=== REQUEST ===
Gather, from the data below, each line in which the word "Petrov" occurs.

=== DATA ROWS ===
_____

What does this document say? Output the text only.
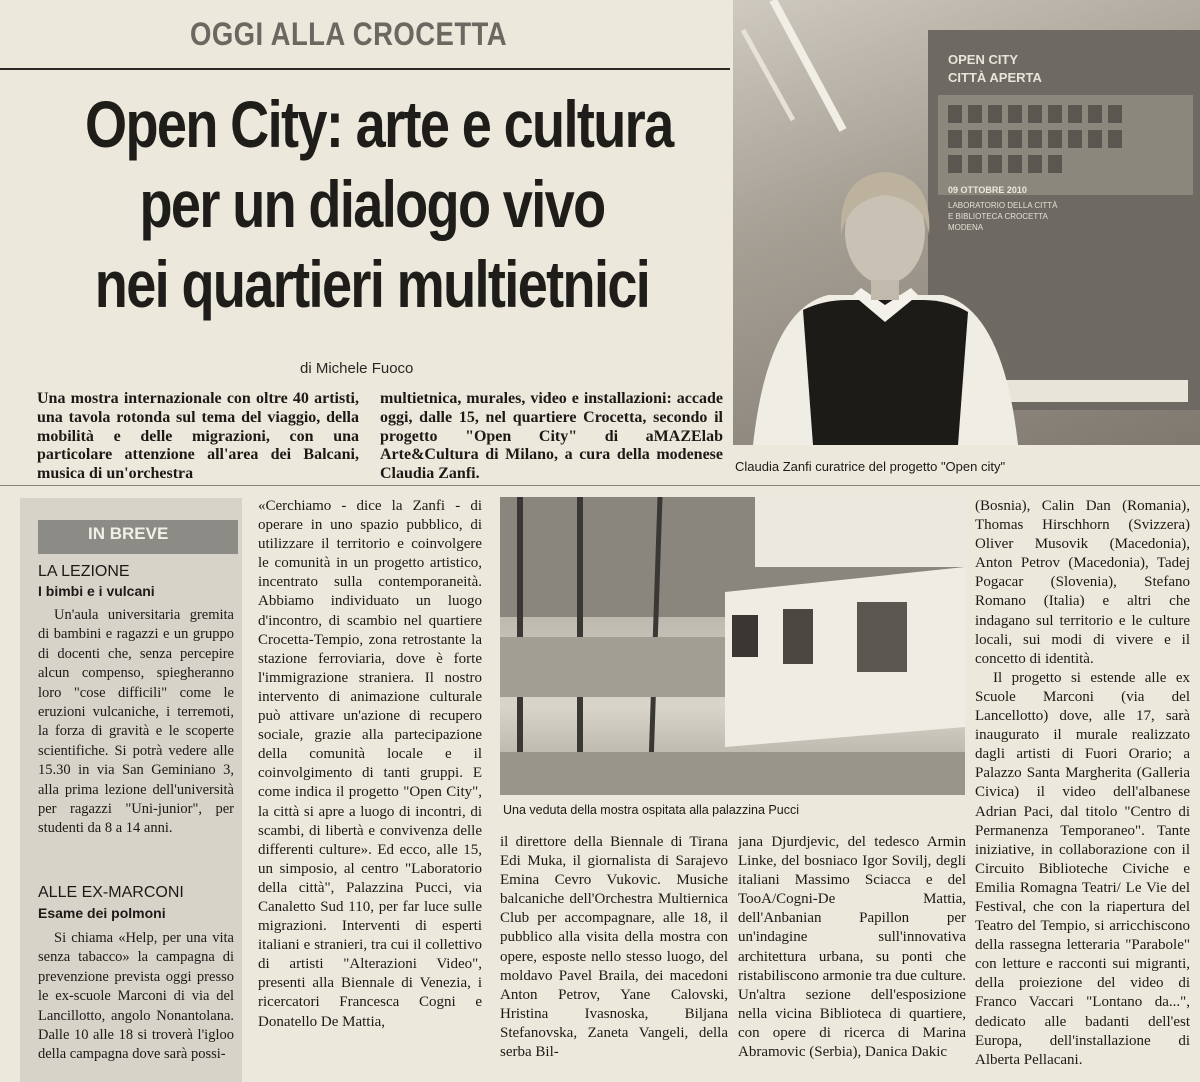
OGGI ALLA CROCETTA
Open City: arte e cultura
per un dialogo vivo
nei quartieri multietnici
di Michele Fuoco
Una mostra internazionale con oltre 40 artisti, una tavola rotonda sul tema del viaggio, della mobilità e delle migrazioni, con una particolare attenzione all'area dei Balcani, musica di un'orchestra
multietnica, murales, video e installazioni: accade oggi, dalle 15, nel quartiere Crocetta, secondo il progetto "Open City" di aMAZElab Arte&Cultura di Milano, a cura della modenese Claudia Zanfi.
OPEN CITY
CITTÀ APERTA
09 OTTOBRE 2010
LABORATORIO DELLA CITTÀ
E BIBLIOTECA CROCETTA
MODENA
Claudia Zanfi curatrice del progetto "Open city"
IN BREVE
LA LEZIONE
I bimbi e i vulcani
Un'aula universitaria gremita di bambini e ragazzi e un gruppo di docenti che, senza percepire alcun compenso, spiegheranno loro "cose difficili" come le eruzioni vulcaniche, i terremoti, la forza di gravità e le scoperte scientifiche. Si potrà vedere alle 15.30 in via San Geminiano 3, alla prima lezione dell'università per ragazzi "Uni-junior", per studenti da 8 a 14 anni.
ALLE EX-MARCONI
Esame dei polmoni
Si chiama «Help, per una vita senza tabacco» la campagna di prevenzione prevista oggi presso le ex-scuole Marconi di via del Lancillotto, angolo Nonantolana. Dalle 10 alle 18 si troverà l'igloo della campagna dove sarà possi-
«Cerchiamo - dice la Zanfi - di operare in uno spazio pubblico, di utilizzare il territorio e coinvolgere le comunità in un progetto artistico, incentrato sulla contemporaneità. Abbiamo individuato un luogo d'incontro, di scambio nel quartiere Crocetta-Tempio, zona retrostante la stazione ferroviaria, dove è forte l'immigrazione straniera. Il nostro intervento di animazione culturale può attivare un'azione di recupero sociale, grazie alla partecipazione della comunità locale e il coinvolgimento di tanti gruppi. E come indica il progetto "Open City", la città si apre a luogo di incontri, di scambi, di libertà e convivenza delle differenti culture». Ed ecco, alle 15, un simposio, al centro "Laboratorio della città", Palazzina Pucci, via Canaletto Sud 110, per far luce sulle migrazioni. Interventi di esperti italiani e stranieri, tra cui il collettivo di artisti "Alterazioni Video", presenti alla Biennale di Venezia, i ricercatori Francesca Cogni e Donatello De Mattia,
Una veduta della mostra ospitata alla palazzina Pucci
il direttore della Biennale di Tirana Edi Muka, il giornalista di Sarajevo Emina Cevro Vukovic. Musiche balcaniche dell'Orchestra Multiernica Club per accompagnare, alle 18, il pubblico alla visita della mostra con opere, esposte nello stesso luogo, del moldavo Pavel Braila, dei macedoni Anton Petrov, Yane Calovski, Hristina Ivasnoska, Biljana Stefanovska, Zaneta Vangeli, della serba Bil-
jana Djurdjevic, del tedesco Armin Linke, del bosniaco Igor Sovilj, degli italiani Massimo Sciacca e del TooA/Cogni-De Mattia, dell'Anbanian Papillon per un'indagine sull'innovativa architettura urbana, su ponti che ristabiliscono armonie tra due culture. Un'altra sezione dell'esposizione nella vicina Biblioteca di quartiere, con opere di ricerca di Marina Abramovic (Serbia), Danica Dakic

(Bosnia), Calin Dan (Romania), Thomas Hirschhorn (Svizzera) Oliver Musovik (Macedonia), Anton Petrov (Macedonia), Tadej Pogacar (Slovenia), Stefano Romano (Italia) e altri che indagano sul territorio e le culture locali, sui modi di vivere e il concetto di identità.

Il progetto si estende alle ex Scuole Marconi (via del Lancellotto) dove, alle 17, sarà inaugurato il murale realizzato dagli artisti di Fuori Orario; a Palazzo Santa Margherita (Galleria Civica) il video dell'albanese Adrian Paci, dal titolo "Centro di Permanenza Temporaneo". Tante iniziative, in collaborazione con il Circuito Biblioteche Civiche e Emilia Romagna Teatri/ Le Vie del Festival, che con la riapertura del Teatro del Tempio, si arricchiscono della rassegna letteraria "Parabole" con letture e racconti sui migranti, della proiezione del video di Franco Vaccari "Lontano da...", dedicato alle badanti dell'est Europa, dell'installazione di Alberta Pellacani.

_____

=== RESULT BELOW ===
il direttore della Biennale di Tirana Edi Muka, il giornalista di Sarajevo Emina Cevro Vukovic. Musiche balcaniche dell'Orchestra Multiernica Club per accompagnare, alle 18, il pubblico alla visita della mostra con opere, esposte nello stesso luogo, del moldavo Pavel Braila, dei macedoni Anton Petrov, Yane Calovski, Hristina Ivasnoska, Biljana Stefanovska, Zaneta Vangeli, della serba Bil-
(Bosnia), Calin Dan (Romania), Thomas Hirschhorn (Svizzera) Oliver Musovik (Macedonia), Anton Petrov (Macedonia), Tadej Pogacar (Slovenia), Stefano Romano (Italia) e altri che indagano sul territorio e le culture locali, sui modi di vivere e il concetto di identità.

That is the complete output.